(The request): Leaving out the pictures, transcribe all of the records faithfully.
>> begin
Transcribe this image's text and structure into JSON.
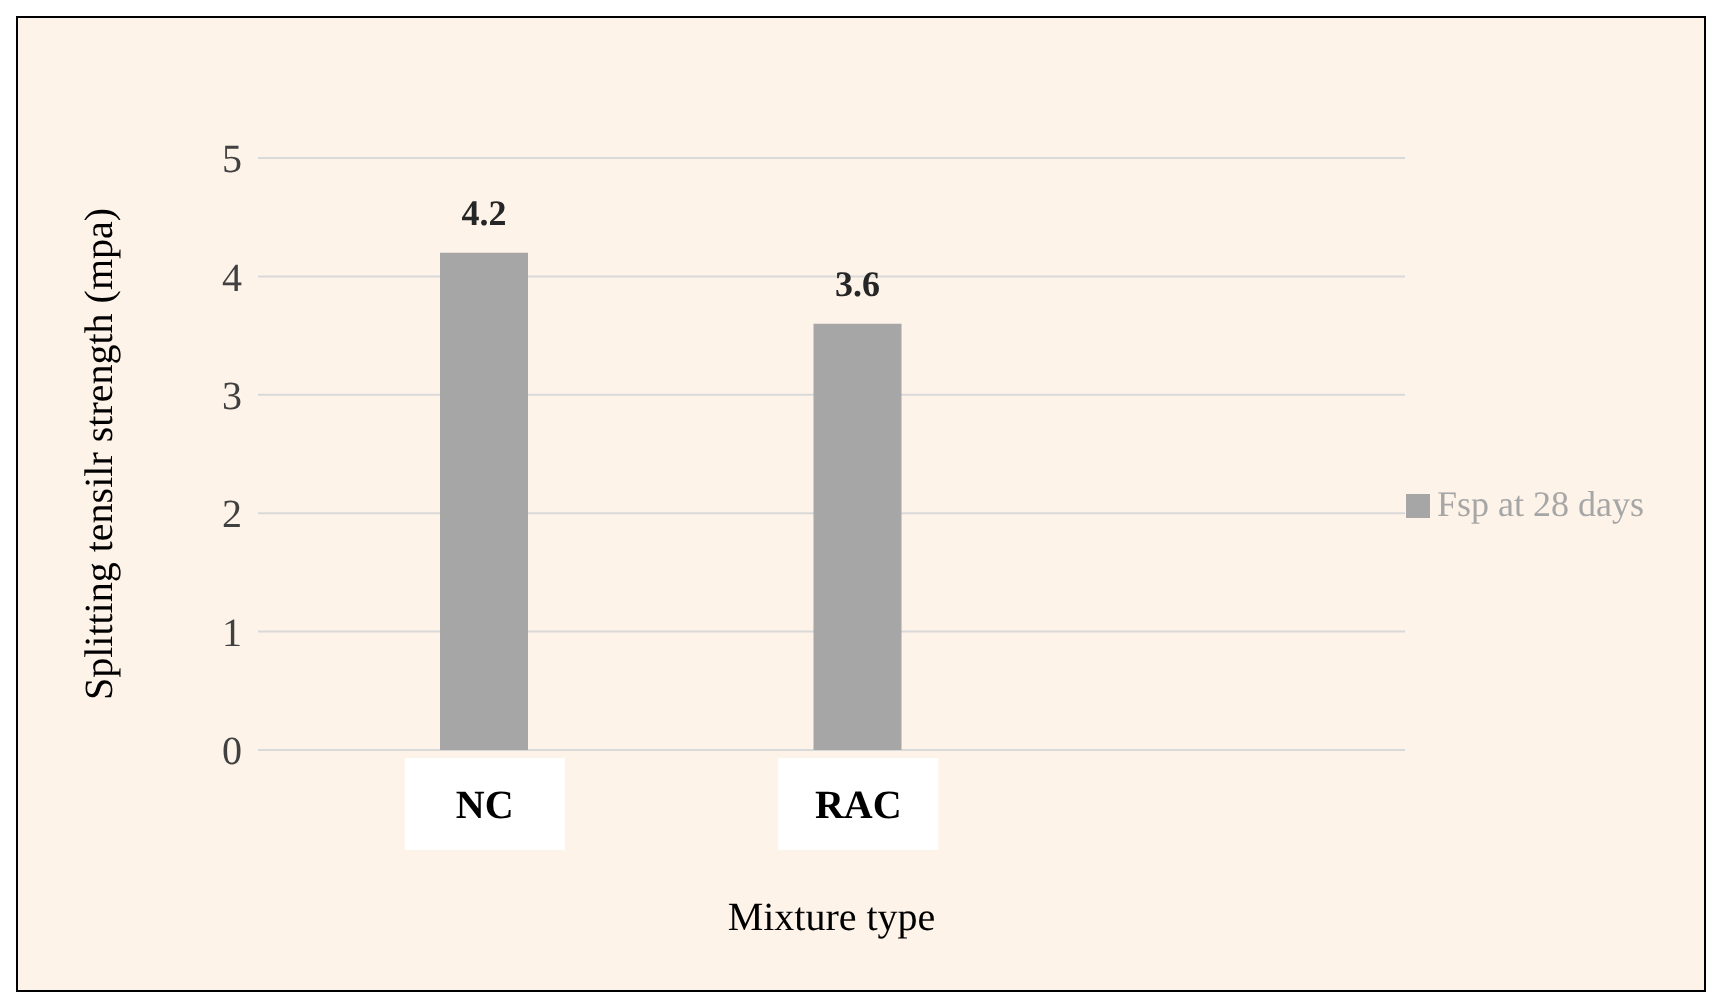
{
  "chart_data": {
    "type": "bar",
    "xlabel": "Mixture type",
    "ylabel": "Splitting tensilr strength (mpa)",
    "categories": [
      "NC",
      "RAC"
    ],
    "series": [
      {
        "name": "Fsp at 28 days",
        "color": "#a6a6a6",
        "values": [
          4.2,
          3.6
        ]
      }
    ],
    "ylim": [
      0,
      5
    ],
    "yticks": [
      0,
      1,
      2,
      3,
      4,
      5
    ],
    "grid": "y",
    "legend": "right",
    "data_labels": true
  }
}
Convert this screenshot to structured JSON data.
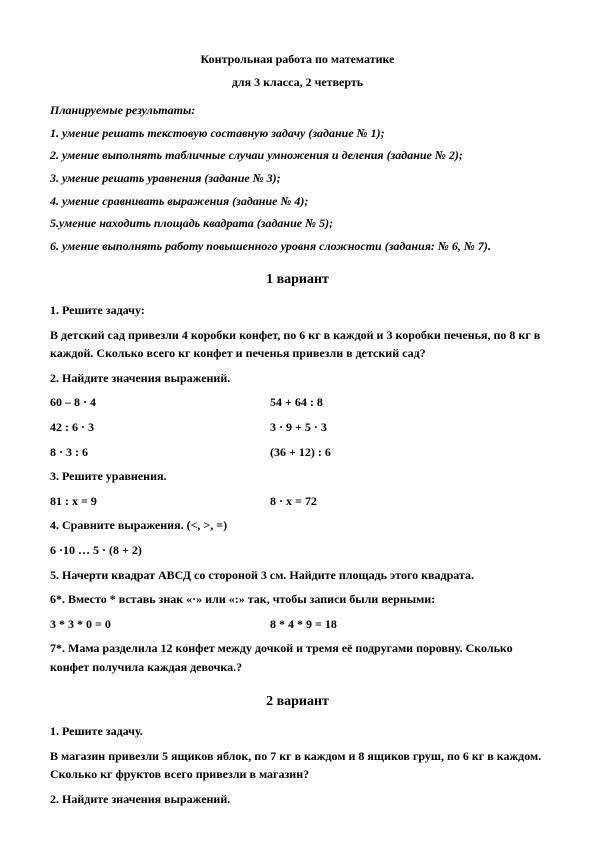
{
  "header": {
    "title1": "Контрольная работа по математике",
    "title2": "для 3 класса, 2 четверть"
  },
  "results": {
    "heading": "Планируемые результаты:",
    "items": [
      "1. умение решать текстовую составную задачу (задание № 1);",
      "2. умение выполнять табличные случаи умножения и деления (задание № 2);",
      "3. умение решать уравнения (задание № 3);",
      "4. умение сравнивать выражения (задание № 4);",
      "5.умение находить площадь квадрата (задание № 5);",
      "6. умение выполнять работу повышенного уровня сложности (задания: № 6, № 7)."
    ]
  },
  "v1": {
    "heading": "1 вариант",
    "t1h": "1. Решите задачу:",
    "t1b": "В детский сад привезли 4 коробки конфет, по 6 кг в каждой и 3 коробки печенья, по 8 кг в каждой. Сколько всего кг конфет и печенья привезли в детский сад?",
    "t2h": "2. Найдите значения выражений.",
    "t2": {
      "r0a": "60 – 8 · 4",
      "r0b": "54 + 64 : 8",
      "r1a": "42 : 6 · 3",
      "r1b": "3 · 9 + 5 · 3",
      "r2a": "8 · 3 : 6",
      "r2b": "(36 + 12) : 6"
    },
    "t3h": "3. Решите уравнения.",
    "t3": {
      "a": "81 : х = 9",
      "b": "8 · х = 72"
    },
    "t4h": "4. Сравните выражения. (<, >, =)",
    "t4b": "6 ·10 … 5 · (8 + 2)",
    "t5": "5. Начерти квадрат АВСД со стороной 3 см. Найдите площадь этого квадрата.",
    "t6h": "6*. Вместо * вставь знак «·» или «:» так, чтобы записи были верными:",
    "t6": {
      "a": "3 * 3 * 0 = 0",
      "b": "8 * 4 * 9 = 18"
    },
    "t7": "7*. Мама разделила 12 конфет между дочкой и тремя её подругами поровну. Сколько конфет получила каждая девочка.?"
  },
  "v2": {
    "heading": "2 вариант",
    "t1h": "1. Решите задачу.",
    "t1b": "В магазин привезли 5 ящиков яблок, по 7 кг в каждом и 8 ящиков груш, по 6 кг в каждом. Сколько кг фруктов всего привезли в магазин?",
    "t2h": "2. Найдите значения выражений."
  }
}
>> end
(Solution to the exercise):
Transcribe this image's text and structure into JSON.
{
  "chart_data": {
    "type": "bar",
    "xlabel": "Mixture type",
    "ylabel": "Splitting tensilr strength (mpa)",
    "categories": [
      "NC",
      "RAC"
    ],
    "series": [
      {
        "name": "Fsp at 28 days",
        "color": "#a6a6a6",
        "values": [
          4.2,
          3.6
        ]
      }
    ],
    "ylim": [
      0,
      5
    ],
    "yticks": [
      0,
      1,
      2,
      3,
      4,
      5
    ],
    "grid": "y",
    "legend": "right",
    "data_labels": true
  }
}
Convert this screenshot to structured JSON data.
{
  "header": {
    "title1": "Контрольная работа по математике",
    "title2": "для 3 класса, 2 четверть"
  },
  "results": {
    "heading": "Планируемые результаты:",
    "items": [
      "1. умение решать текстовую составную задачу (задание № 1);",
      "2. умение выполнять табличные случаи умножения и деления (задание № 2);",
      "3. умение решать уравнения (задание № 3);",
      "4. умение сравнивать выражения (задание № 4);",
      "5.умение находить площадь квадрата (задание № 5);",
      "6. умение выполнять работу повышенного уровня сложности (задания: № 6, № 7)."
    ]
  },
  "v1": {
    "heading": "1 вариант",
    "t1h": "1. Решите задачу:",
    "t1b": "В детский сад привезли 4 коробки конфет, по 6 кг в каждой и 3 коробки печенья, по 8 кг в каждой. Сколько всего кг конфет и печенья привезли в детский сад?",
    "t2h": "2. Найдите значения выражений.",
    "t2": {
      "r0a": "60 – 8 · 4",
      "r0b": "54 + 64 : 8",
      "r1a": "42 : 6 · 3",
      "r1b": "3 · 9 + 5 · 3",
      "r2a": "8 · 3 : 6",
      "r2b": "(36 + 12) : 6"
    },
    "t3h": "3. Решите уравнения.",
    "t3": {
      "a": "81 : х = 9",
      "b": "8 · х = 72"
    },
    "t4h": "4. Сравните выражения. (<, >, =)",
    "t4b": "6 ·10 … 5 · (8 + 2)",
    "t5": "5. Начерти квадрат АВСД со стороной 3 см. Найдите площадь этого квадрата.",
    "t6h": "6*. Вместо * вставь знак «·» или «:» так, чтобы записи были верными:",
    "t6": {
      "a": "3 * 3 * 0 = 0",
      "b": "8 * 4 * 9 = 18"
    },
    "t7": "7*. Мама разделила 12 конфет между дочкой и тремя её подругами поровну. Сколько конфет получила каждая девочка.?"
  },
  "v2": {
    "heading": "2 вариант",
    "t1h": "1. Решите задачу.",
    "t1b": "В магазин привезли 5 ящиков яблок, по 7 кг в каждом и 8 ящиков груш, по 6 кг в каждом. Сколько кг фруктов всего привезли в магазин?",
    "t2h": "2. Найдите значения выражений."
  }
}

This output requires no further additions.